___ GIVEN INFORMATION

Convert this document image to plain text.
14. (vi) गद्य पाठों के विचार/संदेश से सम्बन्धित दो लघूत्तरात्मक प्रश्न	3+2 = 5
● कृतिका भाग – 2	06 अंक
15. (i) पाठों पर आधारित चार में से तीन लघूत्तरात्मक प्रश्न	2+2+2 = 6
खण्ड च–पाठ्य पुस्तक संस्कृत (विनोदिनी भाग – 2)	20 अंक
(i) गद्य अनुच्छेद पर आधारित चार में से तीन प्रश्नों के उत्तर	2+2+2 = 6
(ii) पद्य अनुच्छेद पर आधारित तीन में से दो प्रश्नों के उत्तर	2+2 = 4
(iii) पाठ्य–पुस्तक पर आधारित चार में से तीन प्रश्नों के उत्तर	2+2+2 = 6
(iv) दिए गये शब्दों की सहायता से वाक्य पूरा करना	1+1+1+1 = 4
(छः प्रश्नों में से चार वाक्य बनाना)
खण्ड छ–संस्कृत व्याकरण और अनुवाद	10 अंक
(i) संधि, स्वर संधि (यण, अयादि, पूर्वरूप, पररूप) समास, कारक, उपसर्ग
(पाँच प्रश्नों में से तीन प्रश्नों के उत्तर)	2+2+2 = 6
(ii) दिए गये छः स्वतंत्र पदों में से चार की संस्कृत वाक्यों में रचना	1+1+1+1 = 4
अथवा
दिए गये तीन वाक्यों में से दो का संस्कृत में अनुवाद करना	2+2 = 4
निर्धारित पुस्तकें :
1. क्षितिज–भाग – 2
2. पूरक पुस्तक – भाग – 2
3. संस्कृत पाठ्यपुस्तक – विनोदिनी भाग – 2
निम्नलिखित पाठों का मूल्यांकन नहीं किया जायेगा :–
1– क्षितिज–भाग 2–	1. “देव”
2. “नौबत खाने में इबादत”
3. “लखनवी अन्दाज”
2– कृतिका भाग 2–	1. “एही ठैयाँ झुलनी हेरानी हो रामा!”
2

______

SET PROBLEM>
Retype every entry word for word.

THE RESPONSE>
Convert this document image to plain text.
14. (vi) गद्य पाठों के विचार/संदेश से सम्बन्धित दो लघूत्तरात्मक प्रश्न	3+2 = 5
● कृतिका भाग – 2	06 अंक
15. (i) पाठों पर आधारित चार में से तीन लघूत्तरात्मक प्रश्न	2+2+2 = 6
खण्ड च–पाठ्य पुस्तक संस्कृत (विनोदिनी भाग – 2)	20 अंक
(i) गद्य अनुच्छेद पर आधारित चार में से तीन प्रश्नों के उत्तर	2+2+2 = 6
(ii) पद्य अनुच्छेद पर आधारित तीन में से दो प्रश्नों के उत्तर	2+2 = 4
(iii) पाठ्य–पुस्तक पर आधारित चार में से तीन प्रश्नों के उत्तर	2+2+2 = 6
(iv) दिए गये शब्दों की सहायता से वाक्य पूरा करना	1+1+1+1 = 4
(छः प्रश्नों में से चार वाक्य बनाना)
खण्ड छ–संस्कृत व्याकरण और अनुवाद	10 अंक
(i) संधि, स्वर संधि (यण, अयादि, पूर्वरूप, पररूप) समास, कारक, उपसर्ग
(पाँच प्रश्नों में से तीन प्रश्नों के उत्तर)	2+2+2 = 6
(ii) दिए गये छः स्वतंत्र पदों में से चार की संस्कृत वाक्यों में रचना	1+1+1+1 = 4
अथवा
दिए गये तीन वाक्यों में से दो का संस्कृत में अनुवाद करना	2+2 = 4
निर्धारित पुस्तकें :
1. क्षितिज–भाग – 2
2. पूरक पुस्तक – भाग – 2
3. संस्कृत पाठ्यपुस्तक – विनोदिनी भाग – 2
निम्नलिखित पाठों का मूल्यांकन नहीं किया जायेगा :–
1– क्षितिज–भाग 2–	1. “देव”
2. “नौबत खाने में इबादत”
3. “लखनवी अन्दाज”
2– कृतिका भाग 2–	1. “एही ठैयाँ झुलनी हेरानी हो रामा!”
2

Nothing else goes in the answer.